* [WHAT TO WORK ON] Please write out the material that follows, exactly as it stands.

* [INPUT]
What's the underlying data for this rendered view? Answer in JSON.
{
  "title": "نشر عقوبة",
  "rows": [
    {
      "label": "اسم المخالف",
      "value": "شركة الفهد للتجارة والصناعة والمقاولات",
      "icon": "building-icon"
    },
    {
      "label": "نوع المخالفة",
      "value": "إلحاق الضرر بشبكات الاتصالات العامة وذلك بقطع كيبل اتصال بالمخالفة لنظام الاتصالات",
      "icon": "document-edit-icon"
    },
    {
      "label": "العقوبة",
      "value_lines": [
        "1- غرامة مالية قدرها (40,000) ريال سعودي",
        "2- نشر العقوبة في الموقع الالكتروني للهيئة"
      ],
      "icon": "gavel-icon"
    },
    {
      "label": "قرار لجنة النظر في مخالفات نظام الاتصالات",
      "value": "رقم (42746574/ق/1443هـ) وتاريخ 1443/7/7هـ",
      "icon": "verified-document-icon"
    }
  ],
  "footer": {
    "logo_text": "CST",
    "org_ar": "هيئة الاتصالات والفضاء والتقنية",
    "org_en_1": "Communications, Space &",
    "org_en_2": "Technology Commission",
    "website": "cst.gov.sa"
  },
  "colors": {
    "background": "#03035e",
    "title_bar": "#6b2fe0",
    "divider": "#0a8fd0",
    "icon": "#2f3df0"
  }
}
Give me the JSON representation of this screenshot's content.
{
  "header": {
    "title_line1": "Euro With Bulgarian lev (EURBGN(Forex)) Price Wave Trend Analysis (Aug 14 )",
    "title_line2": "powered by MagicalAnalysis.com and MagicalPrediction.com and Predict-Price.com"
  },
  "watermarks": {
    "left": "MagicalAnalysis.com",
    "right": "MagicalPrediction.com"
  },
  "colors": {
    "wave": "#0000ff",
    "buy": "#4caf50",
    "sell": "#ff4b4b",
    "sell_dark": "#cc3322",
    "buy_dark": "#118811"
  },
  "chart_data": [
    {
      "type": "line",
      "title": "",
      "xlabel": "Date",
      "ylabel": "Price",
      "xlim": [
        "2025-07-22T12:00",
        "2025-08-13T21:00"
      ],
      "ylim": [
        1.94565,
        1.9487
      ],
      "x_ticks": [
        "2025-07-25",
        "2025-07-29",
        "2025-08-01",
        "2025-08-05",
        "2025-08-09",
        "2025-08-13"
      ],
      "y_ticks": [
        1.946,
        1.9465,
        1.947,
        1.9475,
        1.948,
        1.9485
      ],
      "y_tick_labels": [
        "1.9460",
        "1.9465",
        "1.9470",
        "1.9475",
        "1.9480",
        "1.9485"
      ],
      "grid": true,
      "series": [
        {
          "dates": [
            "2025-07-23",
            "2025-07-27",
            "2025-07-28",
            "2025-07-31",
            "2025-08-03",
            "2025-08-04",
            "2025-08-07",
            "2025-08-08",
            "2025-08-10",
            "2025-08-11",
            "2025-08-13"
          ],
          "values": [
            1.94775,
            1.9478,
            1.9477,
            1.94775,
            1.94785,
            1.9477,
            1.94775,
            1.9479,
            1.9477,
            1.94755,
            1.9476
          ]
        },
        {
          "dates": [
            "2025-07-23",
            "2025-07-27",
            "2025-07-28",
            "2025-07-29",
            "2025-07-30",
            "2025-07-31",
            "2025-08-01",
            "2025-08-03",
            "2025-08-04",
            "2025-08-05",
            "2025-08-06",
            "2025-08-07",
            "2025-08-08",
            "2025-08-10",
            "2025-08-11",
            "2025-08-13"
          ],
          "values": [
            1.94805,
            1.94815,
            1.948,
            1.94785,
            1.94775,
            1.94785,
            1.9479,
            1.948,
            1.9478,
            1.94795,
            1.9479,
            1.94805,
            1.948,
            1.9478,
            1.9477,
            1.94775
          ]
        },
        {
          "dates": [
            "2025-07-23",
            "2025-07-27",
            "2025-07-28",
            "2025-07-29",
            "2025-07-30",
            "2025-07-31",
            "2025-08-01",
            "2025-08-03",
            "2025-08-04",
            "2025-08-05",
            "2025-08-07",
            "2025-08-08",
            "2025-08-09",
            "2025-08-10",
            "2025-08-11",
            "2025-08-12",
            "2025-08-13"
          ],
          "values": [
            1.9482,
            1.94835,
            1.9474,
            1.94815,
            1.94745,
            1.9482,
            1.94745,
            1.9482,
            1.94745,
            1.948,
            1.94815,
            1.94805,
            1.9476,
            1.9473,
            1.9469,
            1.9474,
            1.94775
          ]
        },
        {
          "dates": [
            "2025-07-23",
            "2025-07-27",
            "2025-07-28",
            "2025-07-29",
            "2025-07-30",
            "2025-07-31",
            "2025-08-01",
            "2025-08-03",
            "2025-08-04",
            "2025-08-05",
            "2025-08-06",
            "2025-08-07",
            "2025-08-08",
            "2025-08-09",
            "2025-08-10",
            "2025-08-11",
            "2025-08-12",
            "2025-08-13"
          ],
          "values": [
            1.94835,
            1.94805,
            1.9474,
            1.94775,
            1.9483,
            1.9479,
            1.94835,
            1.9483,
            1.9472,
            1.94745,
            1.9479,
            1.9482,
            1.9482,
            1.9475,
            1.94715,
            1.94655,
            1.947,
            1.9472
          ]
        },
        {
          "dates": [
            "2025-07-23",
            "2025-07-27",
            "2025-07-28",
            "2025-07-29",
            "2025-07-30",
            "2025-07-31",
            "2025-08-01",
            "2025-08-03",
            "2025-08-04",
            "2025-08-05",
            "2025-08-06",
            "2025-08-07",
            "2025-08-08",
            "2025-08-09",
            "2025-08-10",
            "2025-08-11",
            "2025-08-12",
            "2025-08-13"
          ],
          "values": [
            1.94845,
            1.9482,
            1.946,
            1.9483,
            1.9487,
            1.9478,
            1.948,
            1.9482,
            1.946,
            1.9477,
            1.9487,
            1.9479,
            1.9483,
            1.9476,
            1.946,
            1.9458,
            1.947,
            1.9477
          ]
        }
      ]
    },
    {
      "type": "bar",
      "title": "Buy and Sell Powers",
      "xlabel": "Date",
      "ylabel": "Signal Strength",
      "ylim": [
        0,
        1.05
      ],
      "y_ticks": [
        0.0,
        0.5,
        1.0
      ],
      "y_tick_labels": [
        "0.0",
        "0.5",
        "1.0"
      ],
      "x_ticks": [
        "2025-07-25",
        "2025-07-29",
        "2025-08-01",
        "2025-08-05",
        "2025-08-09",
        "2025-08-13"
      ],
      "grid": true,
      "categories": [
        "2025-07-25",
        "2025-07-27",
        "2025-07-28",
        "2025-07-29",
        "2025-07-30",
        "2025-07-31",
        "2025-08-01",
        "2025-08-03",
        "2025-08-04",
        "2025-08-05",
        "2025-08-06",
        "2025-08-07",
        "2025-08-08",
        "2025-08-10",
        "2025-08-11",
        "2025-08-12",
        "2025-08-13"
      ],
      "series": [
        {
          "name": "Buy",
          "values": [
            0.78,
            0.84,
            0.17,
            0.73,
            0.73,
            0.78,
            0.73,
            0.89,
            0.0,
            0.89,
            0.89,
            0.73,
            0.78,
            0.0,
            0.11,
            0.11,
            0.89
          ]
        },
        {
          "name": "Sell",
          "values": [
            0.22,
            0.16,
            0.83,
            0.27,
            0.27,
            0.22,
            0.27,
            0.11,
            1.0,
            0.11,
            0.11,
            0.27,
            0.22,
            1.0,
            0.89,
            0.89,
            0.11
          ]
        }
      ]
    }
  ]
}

* [THE ANSWER]
What's the underlying data for this rendered view? Answer in JSON.
{
  "title": "نشر عقوبة",
  "rows": [
    {
      "label": "اسم المخالف",
      "value": "شركة الفهد للتجارة والصناعة والمقاولات",
      "icon": "building-icon"
    },
    {
      "label": "نوع المخالفة",
      "value": "إلحاق الضرر بشبكات الاتصالات العامة وذلك بقطع كيبل اتصال بالمخالفة لنظام الاتصالات",
      "icon": "document-edit-icon"
    },
    {
      "label": "العقوبة",
      "value_lines": [
        "1- غرامة مالية قدرها (40,000) ريال سعودي",
        "2- نشر العقوبة في الموقع الالكتروني للهيئة"
      ],
      "icon": "gavel-icon"
    },
    {
      "label": "قرار لجنة النظر في مخالفات نظام الاتصالات",
      "value": "رقم (42746574/ق/1443هـ) وتاريخ 1443/7/7هـ",
      "icon": "verified-document-icon"
    }
  ],
  "footer": {
    "logo_text": "CST",
    "org_ar": "هيئة الاتصالات والفضاء والتقنية",
    "org_en_1": "Communications, Space &",
    "org_en_2": "Technology Commission",
    "website": "cst.gov.sa"
  },
  "colors": {
    "background": "#03035e",
    "title_bar": "#6b2fe0",
    "divider": "#0a8fd0",
    "icon": "#2f3df0"
  }
}
Give me the JSON representation of this screenshot's content.
{
  "header": {
    "title_line1": "Euro With Bulgarian lev (EURBGN(Forex)) Price Wave Trend Analysis (Aug 14 )",
    "title_line2": "powered by MagicalAnalysis.com and MagicalPrediction.com and Predict-Price.com"
  },
  "watermarks": {
    "left": "MagicalAnalysis.com",
    "right": "MagicalPrediction.com"
  },
  "colors": {
    "wave": "#0000ff",
    "buy": "#4caf50",
    "sell": "#ff4b4b",
    "sell_dark": "#cc3322",
    "buy_dark": "#118811"
  },
  "chart_data": [
    {
      "type": "line",
      "title": "",
      "xlabel": "Date",
      "ylabel": "Price",
      "xlim": [
        "2025-07-22T12:00",
        "2025-08-13T21:00"
      ],
      "ylim": [
        1.94565,
        1.9487
      ],
      "x_ticks": [
        "2025-07-25",
        "2025-07-29",
        "2025-08-01",
        "2025-08-05",
        "2025-08-09",
        "2025-08-13"
      ],
      "y_ticks": [
        1.946,
        1.9465,
        1.947,
        1.9475,
        1.948,
        1.9485
      ],
      "y_tick_labels": [
        "1.9460",
        "1.9465",
        "1.9470",
        "1.9475",
        "1.9480",
        "1.9485"
      ],
      "grid": true,
      "series": [
        {
          "dates": [
            "2025-07-23",
            "2025-07-27",
            "2025-07-28",
            "2025-07-31",
            "2025-08-03",
            "2025-08-04",
            "2025-08-07",
            "2025-08-08",
            "2025-08-10",
            "2025-08-11",
            "2025-08-13"
          ],
          "values": [
            1.94775,
            1.9478,
            1.9477,
            1.94775,
            1.94785,
            1.9477,
            1.94775,
            1.9479,
            1.9477,
            1.94755,
            1.9476
          ]
        },
        {
          "dates": [
            "2025-07-23",
            "2025-07-27",
            "2025-07-28",
            "2025-07-29",
            "2025-07-30",
            "2025-07-31",
            "2025-08-01",
            "2025-08-03",
            "2025-08-04",
            "2025-08-05",
            "2025-08-06",
            "2025-08-07",
            "2025-08-08",
            "2025-08-10",
            "2025-08-11",
            "2025-08-13"
          ],
          "values": [
            1.94805,
            1.94815,
            1.948,
            1.94785,
            1.94775,
            1.94785,
            1.9479,
            1.948,
            1.9478,
            1.94795,
            1.9479,
            1.94805,
            1.948,
            1.9478,
            1.9477,
            1.94775
          ]
        },
        {
          "dates": [
            "2025-07-23",
            "2025-07-27",
            "2025-07-28",
            "2025-07-29",
            "2025-07-30",
            "2025-07-31",
            "2025-08-01",
            "2025-08-03",
            "2025-08-04",
            "2025-08-05",
            "2025-08-07",
            "2025-08-08",
            "2025-08-09",
            "2025-08-10",
            "2025-08-11",
            "2025-08-12",
            "2025-08-13"
          ],
          "values": [
            1.9482,
            1.94835,
            1.9474,
            1.94815,
            1.94745,
            1.9482,
            1.94745,
            1.9482,
            1.94745,
            1.948,
            1.94815,
            1.94805,
            1.9476,
            1.9473,
            1.9469,
            1.9474,
            1.94775
          ]
        },
        {
          "dates": [
            "2025-07-23",
            "2025-07-27",
            "2025-07-28",
            "2025-07-29",
            "2025-07-30",
            "2025-07-31",
            "2025-08-01",
            "2025-08-03",
            "2025-08-04",
            "2025-08-05",
            "2025-08-06",
            "2025-08-07",
            "2025-08-08",
            "2025-08-09",
            "2025-08-10",
            "2025-08-11",
            "2025-08-12",
            "2025-08-13"
          ],
          "values": [
            1.94835,
            1.94805,
            1.9474,
            1.94775,
            1.9483,
            1.9479,
            1.94835,
            1.9483,
            1.9472,
            1.94745,
            1.9479,
            1.9482,
            1.9482,
            1.9475,
            1.94715,
            1.94655,
            1.947,
            1.9472
          ]
        },
        {
          "dates": [
            "2025-07-23",
            "2025-07-27",
            "2025-07-28",
            "2025-07-29",
            "2025-07-30",
            "2025-07-31",
            "2025-08-01",
            "2025-08-03",
            "2025-08-04",
            "2025-08-05",
            "2025-08-06",
            "2025-08-07",
            "2025-08-08",
            "2025-08-09",
            "2025-08-10",
            "2025-08-11",
            "2025-08-12",
            "2025-08-13"
          ],
          "values": [
            1.94845,
            1.9482,
            1.946,
            1.9483,
            1.9487,
            1.9478,
            1.948,
            1.9482,
            1.946,
            1.9477,
            1.9487,
            1.9479,
            1.9483,
            1.9476,
            1.946,
            1.9458,
            1.947,
            1.9477
          ]
        }
      ]
    },
    {
      "type": "bar",
      "title": "Buy and Sell Powers",
      "xlabel": "Date",
      "ylabel": "Signal Strength",
      "ylim": [
        0,
        1.05
      ],
      "y_ticks": [
        0.0,
        0.5,
        1.0
      ],
      "y_tick_labels": [
        "0.0",
        "0.5",
        "1.0"
      ],
      "x_ticks": [
        "2025-07-25",
        "2025-07-29",
        "2025-08-01",
        "2025-08-05",
        "2025-08-09",
        "2025-08-13"
      ],
      "grid": true,
      "categories": [
        "2025-07-25",
        "2025-07-27",
        "2025-07-28",
        "2025-07-29",
        "2025-07-30",
        "2025-07-31",
        "2025-08-01",
        "2025-08-03",
        "2025-08-04",
        "2025-08-05",
        "2025-08-06",
        "2025-08-07",
        "2025-08-08",
        "2025-08-10",
        "2025-08-11",
        "2025-08-12",
        "2025-08-13"
      ],
      "series": [
        {
          "name": "Buy",
          "values": [
            0.78,
            0.84,
            0.17,
            0.73,
            0.73,
            0.78,
            0.73,
            0.89,
            0.0,
            0.89,
            0.89,
            0.73,
            0.78,
            0.0,
            0.11,
            0.11,
            0.89
          ]
        },
        {
          "name": "Sell",
          "values": [
            0.22,
            0.16,
            0.83,
            0.27,
            0.27,
            0.22,
            0.27,
            0.11,
            1.0,
            0.11,
            0.11,
            0.27,
            0.22,
            1.0,
            0.89,
            0.89,
            0.11
          ]
        }
      ]
    }
  ]
}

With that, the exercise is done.